— BEGIN Source records —
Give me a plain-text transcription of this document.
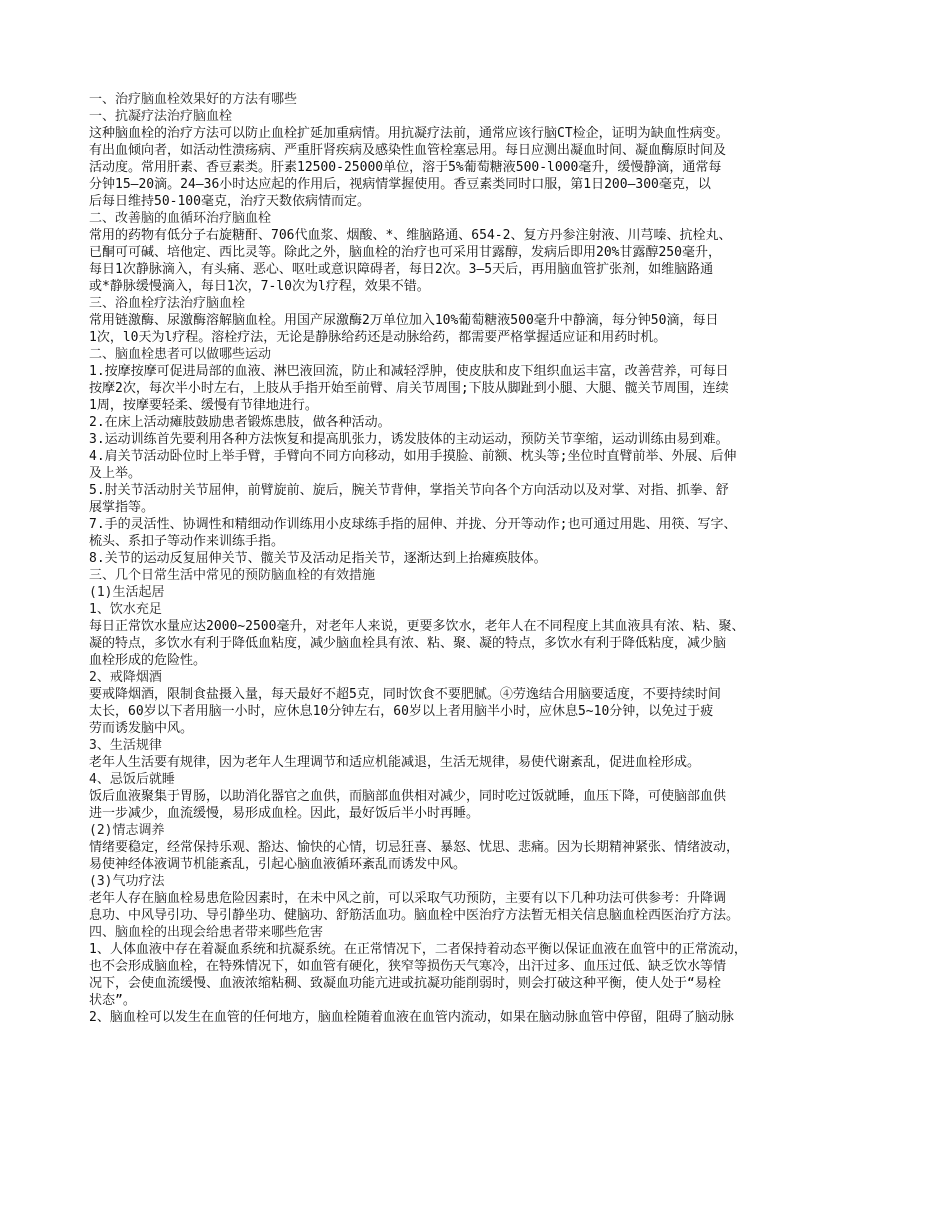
一、治疗脑血栓效果好的方法有哪些
一、抗凝疗法治疗脑血栓
这种脑血栓的治疗方法可以防止血栓扩延加重病情。用抗凝疗法前，通常应该行脑CT检企，证明为缺血性病变。
有出血倾向者，如活动性溃疡病、严重肝肾疾病及感染性血管栓塞忌用。每日应测出凝血时间、凝血酶原时间及
活动度。常用肝素、香豆素类。肝素12500-25000单位，溶于5%葡萄糖液500-l000毫升，缓慢静滴，通常每
分钟15—20滴。24—36小时达应起的作用后，视病情掌握使用。香豆素类同时口服，第1日200—300毫克，以
后每日维持50-100毫克，治疗天数依病情而定。
二、改善脑的血循环治疗脑血栓
常用的药物有低分子右旋糖酐、706代血浆、烟酸、*、维脑路通、654-2、复方丹参注射液、川芎嗪、抗栓丸、
已酮可可碱、培他定、西比灵等。除此之外，脑血栓的治疗也可采用甘露醇，发病后即用20%甘露醇250毫升，
每日1次静脉滴入，有头痛、恶心、呕吐或意识障碍者，每日2次。3—5天后，再用脑血管扩张剂，如维脑路通
或*静脉缓慢滴入，每日1次，7-l0次为l疗程，效果不错。
三、浴血栓疗法治疗脑血栓
常用链激酶、尿激酶溶解脑血栓。用国产尿激酶2万单位加入10%葡萄糖液500毫升中静滴，每分钟50滴，每日
1次，l0天为l疗程。溶栓疗法，无论是静脉给药还是动脉给药，都需要严格掌握适应证和用药时机。
二、脑血栓患者可以做哪些运动
1.按摩按摩可促进局部的血液、淋巴液回流，防止和减轻浮肿，使皮肤和皮下组织血运丰富，改善营养，可每日
按摩2次，每次半小时左右，上肢从手指开始至前臂、肩关节周围;下肢从脚趾到小腿、大腿、髋关节周围，连续
1周，按摩要轻柔、缓慢有节律地进行。
2.在床上活动瘫肢鼓励患者锻炼患肢，做各种活动。
3.运动训练首先要利用各种方法恢复和提高肌张力，诱发肢体的主动运动，预防关节挛缩，运动训练由易到难。
4.肩关节活动卧位时上举手臂，手臂向不同方向移动，如用手摸脸、前额、枕头等;坐位时直臂前举、外展、后伸
及上举。
5.肘关节活动肘关节屈伸，前臂旋前、旋后，腕关节背伸，掌指关节向各个方向活动以及对掌、对指、抓拳、舒
展掌指等。
7.手的灵活性、协调性和精细动作训练用小皮球练手指的屈伸、并拢、分开等动作;也可通过用匙、用筷、写字、
梳头、系扣子等动作来训练手指。
8.关节的运动反复屈伸关节、髋关节及活动足指关节，逐渐达到上抬瘫痪肢体。
三、几个日常生活中常见的预防脑血栓的有效措施
(1)生活起居
1、饮水充足
每日正常饮水量应达2000~2500毫升，对老年人来说，更要多饮水，老年人在不同程度上其血液具有浓、粘、聚、
凝的特点，多饮水有利于降低血粘度，减少脑血栓具有浓、粘、聚、凝的特点，多饮水有利于降低粘度，减少脑
血栓形成的危险性。
2、戒降烟酒
要戒降烟酒，限制食盐摄入量，每天最好不超5克，同时饮食不要肥腻。④劳逸结合用脑要适度，不要持续时间
太长，60岁以下者用脑一小时，应休息10分钟左右，60岁以上者用脑半小时，应休息5~10分钟，以免过于疲
劳而诱发脑中风。
3、生活规律
老年人生活要有规律，因为老年人生理调节和适应机能减退，生活无规律，易使代谢紊乱，促进血栓形成。
4、忌饭后就睡
饭后血液聚集于胃肠，以助消化器官之血供，而脑部血供相对减少，同时吃过饭就睡，血压下降，可使脑部血供
进一步减少，血流缓慢，易形成血栓。因此，最好饭后半小时再睡。
(2)情志调养
情绪要稳定，经常保持乐观、豁达、愉快的心情，切忌狂喜、暴怒、忧思、悲痛。因为长期精神紧张、情绪波动，
易使神经体液调节机能紊乱，引起心脑血液循环紊乱而诱发中风。
(3)气功疗法
老年人存在脑血栓易患危险因素时，在未中风之前，可以采取气功预防，主要有以下几种功法可供参考：升降调
息功、中风导引功、导引静坐功、健脑功、舒筋活血功。脑血栓中医治疗方法暂无相关信息脑血栓西医治疗方法。
四、脑血栓的出现会给患者带来哪些危害
1、人体血液中存在着凝血系统和抗凝系统。在正常情况下，二者保持着动态平衡以保证血液在血管中的正常流动，
也不会形成脑血栓，在特殊情况下，如血管有硬化，狭窄等损伤天气寒冷，出汗过多、血压过低、缺乏饮水等情
况下，会使血流缓慢、血液浓缩粘稠、致凝血功能亢进或抗凝功能削弱时，则会打破这种平衡，使人处于“易栓
状态”。
2、脑血栓可以发生在血管的任何地方，脑血栓随着血液在血管内流动，如果在脑动脉血管中停留，阻碍了脑动脉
— END Source records —
**Prompt:** Restate every record exactly, please; do not copy the pictures.

**Written solution:**
Give me a plain-text transcription of this document.
一、治疗脑血栓效果好的方法有哪些
一、抗凝疗法治疗脑血栓
这种脑血栓的治疗方法可以防止血栓扩延加重病情。用抗凝疗法前，通常应该行脑CT检企，证明为缺血性病变。
有出血倾向者，如活动性溃疡病、严重肝肾疾病及感染性血管栓塞忌用。每日应测出凝血时间、凝血酶原时间及
活动度。常用肝素、香豆素类。肝素12500-25000单位，溶于5%葡萄糖液500-l000毫升，缓慢静滴，通常每
分钟15—20滴。24—36小时达应起的作用后，视病情掌握使用。香豆素类同时口服，第1日200—300毫克，以
后每日维持50-100毫克，治疗天数依病情而定。
二、改善脑的血循环治疗脑血栓
常用的药物有低分子右旋糖酐、706代血浆、烟酸、*、维脑路通、654-2、复方丹参注射液、川芎嗪、抗栓丸、
已酮可可碱、培他定、西比灵等。除此之外，脑血栓的治疗也可采用甘露醇，发病后即用20%甘露醇250毫升，
每日1次静脉滴入，有头痛、恶心、呕吐或意识障碍者，每日2次。3—5天后，再用脑血管扩张剂，如维脑路通
或*静脉缓慢滴入，每日1次，7-l0次为l疗程，效果不错。
三、浴血栓疗法治疗脑血栓
常用链激酶、尿激酶溶解脑血栓。用国产尿激酶2万单位加入10%葡萄糖液500毫升中静滴，每分钟50滴，每日
1次，l0天为l疗程。溶栓疗法，无论是静脉给药还是动脉给药，都需要严格掌握适应证和用药时机。
二、脑血栓患者可以做哪些运动
1.按摩按摩可促进局部的血液、淋巴液回流，防止和减轻浮肿，使皮肤和皮下组织血运丰富，改善营养，可每日
按摩2次，每次半小时左右，上肢从手指开始至前臂、肩关节周围;下肢从脚趾到小腿、大腿、髋关节周围，连续
1周，按摩要轻柔、缓慢有节律地进行。
2.在床上活动瘫肢鼓励患者锻炼患肢，做各种活动。
3.运动训练首先要利用各种方法恢复和提高肌张力，诱发肢体的主动运动，预防关节挛缩，运动训练由易到难。
4.肩关节活动卧位时上举手臂，手臂向不同方向移动，如用手摸脸、前额、枕头等;坐位时直臂前举、外展、后伸
及上举。
5.肘关节活动肘关节屈伸，前臂旋前、旋后，腕关节背伸，掌指关节向各个方向活动以及对掌、对指、抓拳、舒
展掌指等。
7.手的灵活性、协调性和精细动作训练用小皮球练手指的屈伸、并拢、分开等动作;也可通过用匙、用筷、写字、
梳头、系扣子等动作来训练手指。
8.关节的运动反复屈伸关节、髋关节及活动足指关节，逐渐达到上抬瘫痪肢体。
三、几个日常生活中常见的预防脑血栓的有效措施
(1)生活起居
1、饮水充足
每日正常饮水量应达2000~2500毫升，对老年人来说，更要多饮水，老年人在不同程度上其血液具有浓、粘、聚、
凝的特点，多饮水有利于降低血粘度，减少脑血栓具有浓、粘、聚、凝的特点，多饮水有利于降低粘度，减少脑
血栓形成的危险性。
2、戒降烟酒
要戒降烟酒，限制食盐摄入量，每天最好不超5克，同时饮食不要肥腻。④劳逸结合用脑要适度，不要持续时间
太长，60岁以下者用脑一小时，应休息10分钟左右，60岁以上者用脑半小时，应休息5~10分钟，以免过于疲
劳而诱发脑中风。
3、生活规律
老年人生活要有规律，因为老年人生理调节和适应机能减退，生活无规律，易使代谢紊乱，促进血栓形成。
4、忌饭后就睡
饭后血液聚集于胃肠，以助消化器官之血供，而脑部血供相对减少，同时吃过饭就睡，血压下降，可使脑部血供
进一步减少，血流缓慢，易形成血栓。因此，最好饭后半小时再睡。
(2)情志调养
情绪要稳定，经常保持乐观、豁达、愉快的心情，切忌狂喜、暴怒、忧思、悲痛。因为长期精神紧张、情绪波动，
易使神经体液调节机能紊乱，引起心脑血液循环紊乱而诱发中风。
(3)气功疗法
老年人存在脑血栓易患危险因素时，在未中风之前，可以采取气功预防，主要有以下几种功法可供参考：升降调
息功、中风导引功、导引静坐功、健脑功、舒筋活血功。脑血栓中医治疗方法暂无相关信息脑血栓西医治疗方法。
四、脑血栓的出现会给患者带来哪些危害
1、人体血液中存在着凝血系统和抗凝系统。在正常情况下，二者保持着动态平衡以保证血液在血管中的正常流动，
也不会形成脑血栓，在特殊情况下，如血管有硬化，狭窄等损伤天气寒冷，出汗过多、血压过低、缺乏饮水等情
况下，会使血流缓慢、血液浓缩粘稠、致凝血功能亢进或抗凝功能削弱时，则会打破这种平衡，使人处于“易栓
状态”。
2、脑血栓可以发生在血管的任何地方，脑血栓随着血液在血管内流动，如果在脑动脉血管中停留，阻碍了脑动脉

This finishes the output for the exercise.